#### Directive:
Restate each of the lines given below, word for word.

#### Record set:

================

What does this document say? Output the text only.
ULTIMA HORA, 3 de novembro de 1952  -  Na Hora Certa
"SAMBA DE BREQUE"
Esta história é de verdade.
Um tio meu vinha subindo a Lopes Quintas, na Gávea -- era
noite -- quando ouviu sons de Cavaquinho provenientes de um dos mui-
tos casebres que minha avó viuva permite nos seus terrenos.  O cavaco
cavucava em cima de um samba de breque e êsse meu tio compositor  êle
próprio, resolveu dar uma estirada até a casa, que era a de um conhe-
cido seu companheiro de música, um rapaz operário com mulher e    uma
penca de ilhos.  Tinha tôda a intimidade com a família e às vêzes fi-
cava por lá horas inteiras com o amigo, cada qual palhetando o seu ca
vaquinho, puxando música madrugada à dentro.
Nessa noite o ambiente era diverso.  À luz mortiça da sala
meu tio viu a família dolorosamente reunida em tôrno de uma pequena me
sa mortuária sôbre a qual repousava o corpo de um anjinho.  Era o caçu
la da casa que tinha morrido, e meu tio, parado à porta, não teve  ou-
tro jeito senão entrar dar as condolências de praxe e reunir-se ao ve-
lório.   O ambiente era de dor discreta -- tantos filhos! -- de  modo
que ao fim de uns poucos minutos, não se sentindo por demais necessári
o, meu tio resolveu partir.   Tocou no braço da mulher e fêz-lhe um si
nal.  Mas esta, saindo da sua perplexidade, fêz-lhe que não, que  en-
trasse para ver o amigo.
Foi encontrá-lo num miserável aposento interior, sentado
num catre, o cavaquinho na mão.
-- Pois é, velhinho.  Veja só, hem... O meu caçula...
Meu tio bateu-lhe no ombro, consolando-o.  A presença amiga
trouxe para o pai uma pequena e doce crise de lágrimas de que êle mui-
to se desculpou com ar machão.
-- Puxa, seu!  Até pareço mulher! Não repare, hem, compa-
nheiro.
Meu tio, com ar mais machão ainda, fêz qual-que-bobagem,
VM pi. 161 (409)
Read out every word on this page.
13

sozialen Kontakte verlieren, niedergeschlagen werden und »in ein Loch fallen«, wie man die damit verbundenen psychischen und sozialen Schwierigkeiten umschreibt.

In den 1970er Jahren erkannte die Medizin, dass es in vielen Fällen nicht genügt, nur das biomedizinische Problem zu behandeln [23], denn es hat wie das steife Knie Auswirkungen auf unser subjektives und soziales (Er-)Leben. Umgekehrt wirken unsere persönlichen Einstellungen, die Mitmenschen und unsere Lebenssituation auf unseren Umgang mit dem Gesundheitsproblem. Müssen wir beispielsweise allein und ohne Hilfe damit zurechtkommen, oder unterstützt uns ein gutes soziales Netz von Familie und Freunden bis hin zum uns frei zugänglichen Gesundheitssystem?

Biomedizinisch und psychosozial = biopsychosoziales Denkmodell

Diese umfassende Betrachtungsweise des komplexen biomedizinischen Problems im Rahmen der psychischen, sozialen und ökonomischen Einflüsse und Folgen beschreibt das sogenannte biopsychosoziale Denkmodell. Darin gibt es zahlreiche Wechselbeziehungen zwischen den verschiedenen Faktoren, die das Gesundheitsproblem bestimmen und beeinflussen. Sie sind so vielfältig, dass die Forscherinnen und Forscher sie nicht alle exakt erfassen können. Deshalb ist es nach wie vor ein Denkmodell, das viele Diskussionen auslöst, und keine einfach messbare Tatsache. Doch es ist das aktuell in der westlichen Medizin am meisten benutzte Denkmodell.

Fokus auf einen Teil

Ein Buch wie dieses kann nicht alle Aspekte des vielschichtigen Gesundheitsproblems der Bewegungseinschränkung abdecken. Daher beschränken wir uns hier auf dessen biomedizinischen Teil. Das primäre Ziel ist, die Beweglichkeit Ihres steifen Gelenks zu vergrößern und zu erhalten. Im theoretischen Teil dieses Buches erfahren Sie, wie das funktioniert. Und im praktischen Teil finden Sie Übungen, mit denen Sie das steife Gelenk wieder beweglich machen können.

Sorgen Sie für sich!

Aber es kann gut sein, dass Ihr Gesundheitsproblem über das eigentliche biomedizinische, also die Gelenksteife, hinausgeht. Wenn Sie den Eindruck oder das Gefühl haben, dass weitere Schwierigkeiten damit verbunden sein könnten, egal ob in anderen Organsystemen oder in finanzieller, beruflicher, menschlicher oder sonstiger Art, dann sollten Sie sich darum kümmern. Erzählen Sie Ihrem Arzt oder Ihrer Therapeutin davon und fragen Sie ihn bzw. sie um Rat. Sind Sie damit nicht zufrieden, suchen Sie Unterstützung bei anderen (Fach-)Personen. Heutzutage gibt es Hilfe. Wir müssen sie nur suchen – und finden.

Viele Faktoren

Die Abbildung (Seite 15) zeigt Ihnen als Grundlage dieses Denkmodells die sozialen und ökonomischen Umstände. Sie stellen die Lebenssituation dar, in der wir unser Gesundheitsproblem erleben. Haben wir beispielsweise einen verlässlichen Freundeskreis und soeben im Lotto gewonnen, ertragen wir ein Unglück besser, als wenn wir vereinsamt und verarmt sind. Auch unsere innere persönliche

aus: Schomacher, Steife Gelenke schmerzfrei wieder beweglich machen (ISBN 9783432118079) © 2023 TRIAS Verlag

================

#### Result of this exercise:
What does this document say? Output the text only.
ULTIMA HORA, 3 de novembro de 1952  -  Na Hora Certa
"SAMBA DE BREQUE"
Esta história é de verdade.
Um tio meu vinha subindo a Lopes Quintas, na Gávea -- era
noite -- quando ouviu sons de Cavaquinho provenientes de um dos mui-
tos casebres que minha avó viuva permite nos seus terrenos.  O cavaco
cavucava em cima de um samba de breque e êsse meu tio compositor  êle
próprio, resolveu dar uma estirada até a casa, que era a de um conhe-
cido seu companheiro de música, um rapaz operário com mulher e    uma
penca de ilhos.  Tinha tôda a intimidade com a família e às vêzes fi-
cava por lá horas inteiras com o amigo, cada qual palhetando o seu ca
vaquinho, puxando música madrugada à dentro.
Nessa noite o ambiente era diverso.  À luz mortiça da sala
meu tio viu a família dolorosamente reunida em tôrno de uma pequena me
sa mortuária sôbre a qual repousava o corpo de um anjinho.  Era o caçu
la da casa que tinha morrido, e meu tio, parado à porta, não teve  ou-
tro jeito senão entrar dar as condolências de praxe e reunir-se ao ve-
lório.   O ambiente era de dor discreta -- tantos filhos! -- de  modo
que ao fim de uns poucos minutos, não se sentindo por demais necessári
o, meu tio resolveu partir.   Tocou no braço da mulher e fêz-lhe um si
nal.  Mas esta, saindo da sua perplexidade, fêz-lhe que não, que  en-
trasse para ver o amigo.
Foi encontrá-lo num miserável aposento interior, sentado
num catre, o cavaquinho na mão.
-- Pois é, velhinho.  Veja só, hem... O meu caçula...
Meu tio bateu-lhe no ombro, consolando-o.  A presença amiga
trouxe para o pai uma pequena e doce crise de lágrimas de que êle mui-
to se desculpou com ar machão.
-- Puxa, seu!  Até pareço mulher! Não repare, hem, compa-
nheiro.
Meu tio, com ar mais machão ainda, fêz qual-que-bobagem,
VM pi. 161 (409)
Read out every word on this page.
13

sozialen Kontakte verlieren, niedergeschlagen werden und »in ein Loch fallen«, wie man die damit verbundenen psychischen und sozialen Schwierigkeiten umschreibt.

In den 1970er Jahren erkannte die Medizin, dass es in vielen Fällen nicht genügt, nur das biomedizinische Problem zu behandeln [23], denn es hat wie das steife Knie Auswirkungen auf unser subjektives und soziales (Er-)Leben. Umgekehrt wirken unsere persönlichen Einstellungen, die Mitmenschen und unsere Lebenssituation auf unseren Umgang mit dem Gesundheitsproblem. Müssen wir beispielsweise allein und ohne Hilfe damit zurechtkommen, oder unterstützt uns ein gutes soziales Netz von Familie und Freunden bis hin zum uns frei zugänglichen Gesundheitssystem?

Biomedizinisch und psychosozial = biopsychosoziales Denkmodell

Diese umfassende Betrachtungsweise des komplexen biomedizinischen Problems im Rahmen der psychischen, sozialen und ökonomischen Einflüsse und Folgen beschreibt das sogenannte biopsychosoziale Denkmodell. Darin gibt es zahlreiche Wechselbeziehungen zwischen den verschiedenen Faktoren, die das Gesundheitsproblem bestimmen und beeinflussen. Sie sind so vielfältig, dass die Forscherinnen und Forscher sie nicht alle exakt erfassen können. Deshalb ist es nach wie vor ein Denkmodell, das viele Diskussionen auslöst, und keine einfach messbare Tatsache. Doch es ist das aktuell in der westlichen Medizin am meisten benutzte Denkmodell.

Fokus auf einen Teil

Ein Buch wie dieses kann nicht alle Aspekte des vielschichtigen Gesundheitsproblems der Bewegungseinschränkung abdecken. Daher beschränken wir uns hier auf dessen biomedizinischen Teil. Das primäre Ziel ist, die Beweglichkeit Ihres steifen Gelenks zu vergrößern und zu erhalten. Im theoretischen Teil dieses Buches erfahren Sie, wie das funktioniert. Und im praktischen Teil finden Sie Übungen, mit denen Sie das steife Gelenk wieder beweglich machen können.

Sorgen Sie für sich!

Aber es kann gut sein, dass Ihr Gesundheitsproblem über das eigentliche biomedizinische, also die Gelenksteife, hinausgeht. Wenn Sie den Eindruck oder das Gefühl haben, dass weitere Schwierigkeiten damit verbunden sein könnten, egal ob in anderen Organsystemen oder in finanzieller, beruflicher, menschlicher oder sonstiger Art, dann sollten Sie sich darum kümmern. Erzählen Sie Ihrem Arzt oder Ihrer Therapeutin davon und fragen Sie ihn bzw. sie um Rat. Sind Sie damit nicht zufrieden, suchen Sie Unterstützung bei anderen (Fach-)Personen. Heutzutage gibt es Hilfe. Wir müssen sie nur suchen – und finden.

Viele Faktoren

Die Abbildung (Seite 15) zeigt Ihnen als Grundlage dieses Denkmodells die sozialen und ökonomischen Umstände. Sie stellen die Lebenssituation dar, in der wir unser Gesundheitsproblem erleben. Haben wir beispielsweise einen verlässlichen Freundeskreis und soeben im Lotto gewonnen, ertragen wir ein Unglück besser, als wenn wir vereinsamt und verarmt sind. Auch unsere innere persönliche

aus: Schomacher, Steife Gelenke schmerzfrei wieder beweglich machen (ISBN 9783432118079) © 2023 TRIAS Verlag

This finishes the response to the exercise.